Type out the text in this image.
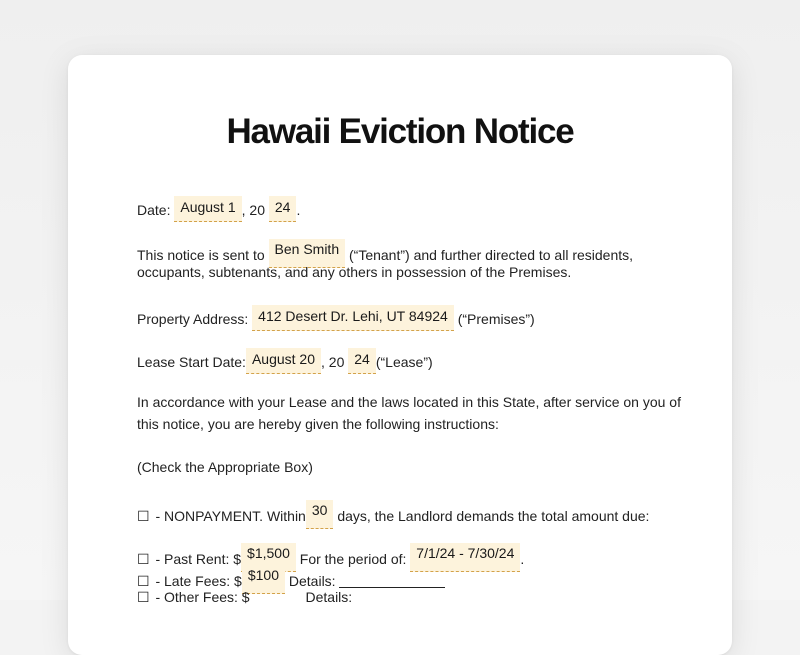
Hawaii Eviction Notice
Date: August 1 , 20 24 .
This notice is sent to Ben Smith (“Tenant”) and further directed to all residents,
occupants, subtenants, and any others in possession of the Premises.
Property Address: 412 Desert Dr. Lehi, UT 84924 (“Premises”)
Lease Start Date: August 20 , 20 24 (“Lease”)
In accordance with your Lease and the laws located in this State, after service on you of
this notice, you are hereby given the following instructions:
(Check the Appropriate Box)
☐ - NONPAYMENT. Within 30 days, the Landlord demands the total amount due:
☐ - Past Rent: $ $1,500 For the period of: 7/1/24 - 7/30/24 .
☐ - Late Fees: $ $100 Details:
☐ - Other Fees: $	Details:
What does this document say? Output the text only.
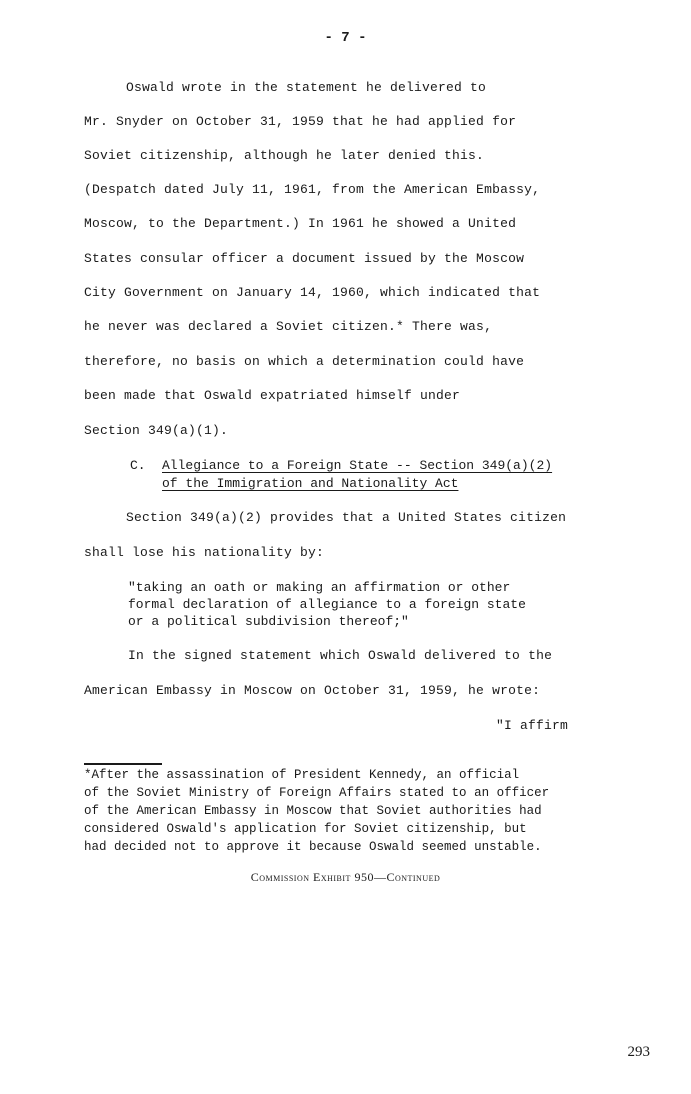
- 7 -
Oswald wrote in the statement he delivered to
Mr. Snyder on October 31, 1959 that he had applied for
Soviet citizenship, although he later denied this.
(Despatch dated July 11, 1961, from the American Embassy,
Moscow, to the Department.) In 1961 he showed a United
States consular officer a document issued by the Moscow
City Government on January 14, 1960, which indicated that
he never was declared a Soviet citizen.* There was,
therefore, no basis on which a determination could have
been made that Oswald expatriated himself under
Section 349(a)(1).
C. Allegiance to a Foreign State -- Section 349(a)(2)
of the Immigration and Nationality Act
Section 349(a)(2) provides that a United States citizen
shall lose his nationality by:
"taking an oath or making an affirmation or other
formal declaration of allegiance to a foreign state
or a political subdivision thereof;"
In the signed statement which Oswald delivered to the
American Embassy in Moscow on October 31, 1959, he wrote:
"I affirm
*After the assassination of President Kennedy, an official
of the Soviet Ministry of Foreign Affairs stated to an officer
of the American Embassy in Moscow that Soviet authorities had
considered Oswald's application for Soviet citizenship, but
had decided not to approve it because Oswald seemed unstable.
Commission Exhibit 950—Continued
293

------------------------------

### EXERCISE OBJECTIVE
Omit the pictures and please write out exactly the lines between the one containing "What does this" and the last line of the entries, both included.

### RESULT
What does this document say? Output the text only.
- 7 -
Oswald wrote in the statement he delivered to
Mr. Snyder on October 31, 1959 that he had applied for
Soviet citizenship, although he later denied this.
(Despatch dated July 11, 1961, from the American Embassy,
Moscow, to the Department.) In 1961 he showed a United
States consular officer a document issued by the Moscow
City Government on January 14, 1960, which indicated that
he never was declared a Soviet citizen.* There was,
therefore, no basis on which a determination could have
been made that Oswald expatriated himself under
Section 349(a)(1).
C. Allegiance to a Foreign State -- Section 349(a)(2)
of the Immigration and Nationality Act
Section 349(a)(2) provides that a United States citizen
shall lose his nationality by:
"taking an oath or making an affirmation or other
formal declaration of allegiance to a foreign state
or a political subdivision thereof;"
In the signed statement which Oswald delivered to the
American Embassy in Moscow on October 31, 1959, he wrote:
"I affirm
*After the assassination of President Kennedy, an official
of the Soviet Ministry of Foreign Affairs stated to an officer
of the American Embassy in Moscow that Soviet authorities had
considered Oswald's application for Soviet citizenship, but
had decided not to approve it because Oswald seemed unstable.
Commission Exhibit 950—Continued
293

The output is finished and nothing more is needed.